Exercise
Repeat each record exactly as written, and drop any images.

Record list
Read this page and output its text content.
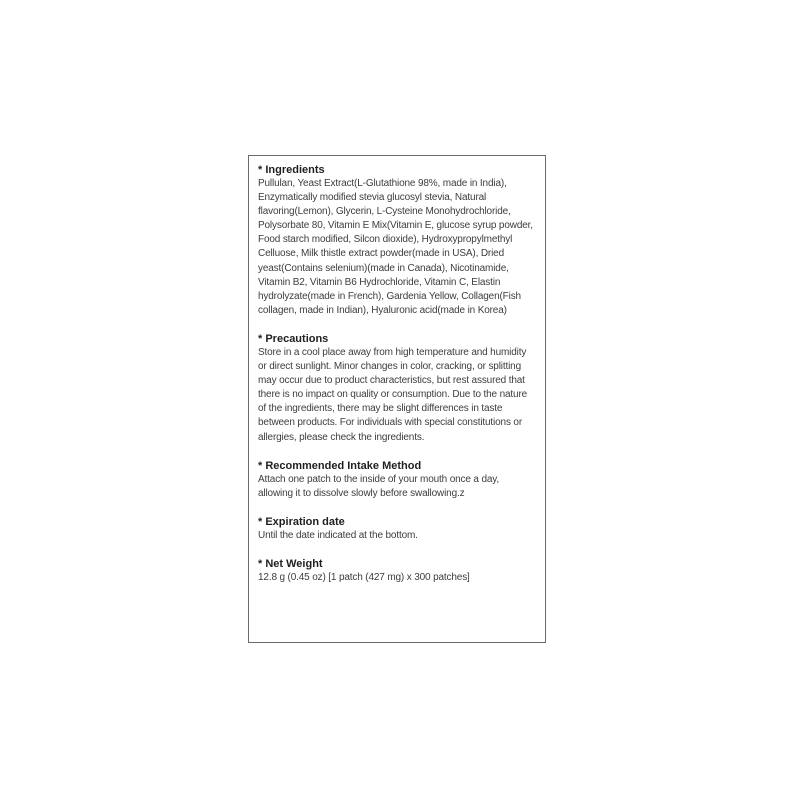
* Ingredients

Pullulan, Yeast Extract(L-Glutathione 98%, made in India), Enzymatically modified stevia glucosyl stevia, Natural flavoring(Lemon), Glycerin, L-Cysteine Monohydrochloride, Polysorbate 80, Vitamin E Mix(Vitamin E, glucose syrup powder, Food starch modified, Silcon dioxide), Hydroxypropylmethyl Celluose, Milk thistle extract powder(made in USA), Dried yeast(Contains selenium)(made in Canada), Nicotinamide, Vitamin B2, Vitamin B6 Hydrochloride, Vitamin C, Elastin hydrolyzate(made in French), Gardenia Yellow, Collagen(Fish collagen, made in Indian), Hyaluronic acid(made in Korea)

* Precautions

Store in a cool place away from high temperature and humidity or direct sunlight. Minor changes in color, cracking, or splitting may occur due to product characteristics, but rest assured that there is no impact on quality or consumption. Due to the nature of the ingredients, there may be slight differences in taste between products. For individuals with special constitutions or allergies, please check the ingredients.

* Recommended Intake Method

Attach one patch to the inside of your mouth once a day, allowing it to dissolve slowly before swallowing.z

* Expiration date

Until the date indicated at the bottom.

* Net Weight

12.8 g (0.45 oz) [1 patch (427 mg) x 300 patches]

Solved exercise
Read this page and output its text content.
* Ingredients

Pullulan, Yeast Extract(L-Glutathione 98%, made in India), Enzymatically modified stevia glucosyl stevia, Natural flavoring(Lemon), Glycerin, L-Cysteine Monohydrochloride, Polysorbate 80, Vitamin E Mix(Vitamin E, glucose syrup powder, Food starch modified, Silcon dioxide), Hydroxypropylmethyl Celluose, Milk thistle extract powder(made in USA), Dried yeast(Contains selenium)(made in Canada), Nicotinamide, Vitamin B2, Vitamin B6 Hydrochloride, Vitamin C, Elastin hydrolyzate(made in French), Gardenia Yellow, Collagen(Fish collagen, made in Indian), Hyaluronic acid(made in Korea)

* Precautions

Store in a cool place away from high temperature and humidity or direct sunlight. Minor changes in color, cracking, or splitting may occur due to product characteristics, but rest assured that there is no impact on quality or consumption. Due to the nature of the ingredients, there may be slight differences in taste between products. For individuals with special constitutions or allergies, please check the ingredients.

* Recommended Intake Method

Attach one patch to the inside of your mouth once a day, allowing it to dissolve slowly before swallowing.z

* Expiration date

Until the date indicated at the bottom.

* Net Weight

12.8 g (0.45 oz) [1 patch (427 mg) x 300 patches]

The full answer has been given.